EXERCISE BRIEF
Copy the rows word for word, starting at the line that contains "page-title: 客服中心 bbox=[1177, 40, 1496, 131]" and ending at the line that contains "close-icon bbox=[2472, 49, 2537, 114]", with both of those lines included.

— Start —

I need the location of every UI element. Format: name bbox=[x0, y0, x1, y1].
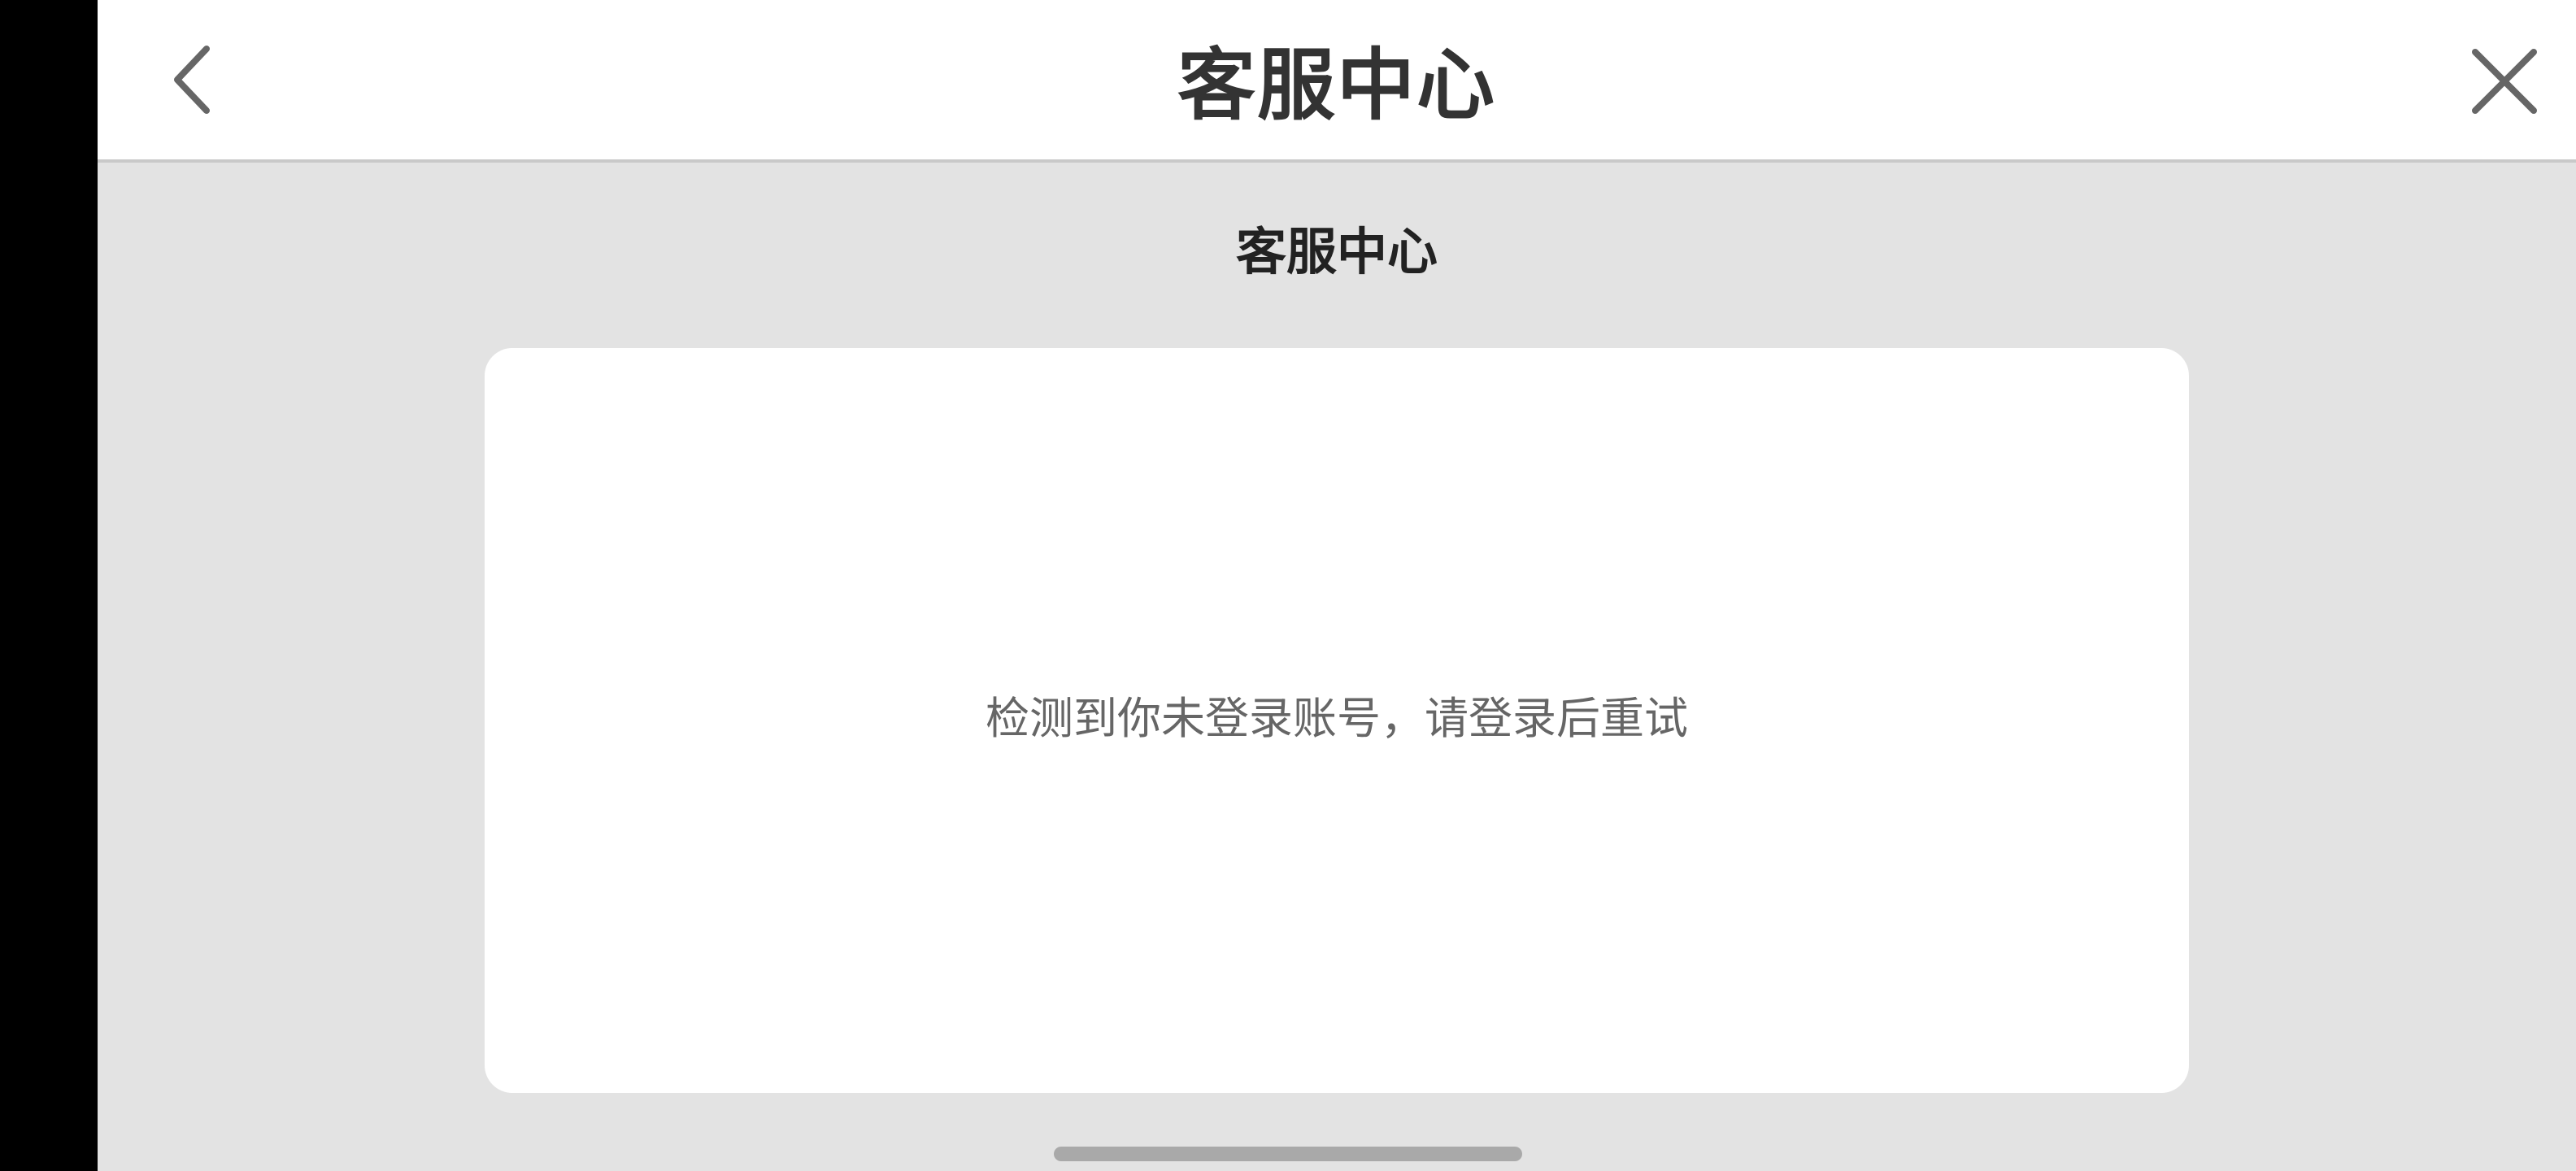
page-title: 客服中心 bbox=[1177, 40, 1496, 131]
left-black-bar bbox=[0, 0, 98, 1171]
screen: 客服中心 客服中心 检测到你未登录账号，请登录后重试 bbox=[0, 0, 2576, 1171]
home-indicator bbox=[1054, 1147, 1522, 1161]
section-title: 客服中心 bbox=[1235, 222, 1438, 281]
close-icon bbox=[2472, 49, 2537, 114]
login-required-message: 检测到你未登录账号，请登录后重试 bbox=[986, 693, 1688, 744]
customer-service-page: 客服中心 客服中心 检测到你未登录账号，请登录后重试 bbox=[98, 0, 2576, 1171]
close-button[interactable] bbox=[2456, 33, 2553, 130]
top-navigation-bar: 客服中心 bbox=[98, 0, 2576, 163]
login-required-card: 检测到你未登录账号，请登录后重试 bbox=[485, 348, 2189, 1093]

— End —

WRITTEN SOLUTION
page-title: 客服中心 bbox=[1177, 40, 1496, 131]
left-black-bar bbox=[0, 0, 98, 1171]
screen: 客服中心 客服中心 检测到你未登录账号，请登录后重试 bbox=[0, 0, 2576, 1171]
home-indicator bbox=[1054, 1147, 1522, 1161]
section-title: 客服中心 bbox=[1235, 222, 1438, 281]
close-icon bbox=[2472, 49, 2537, 114]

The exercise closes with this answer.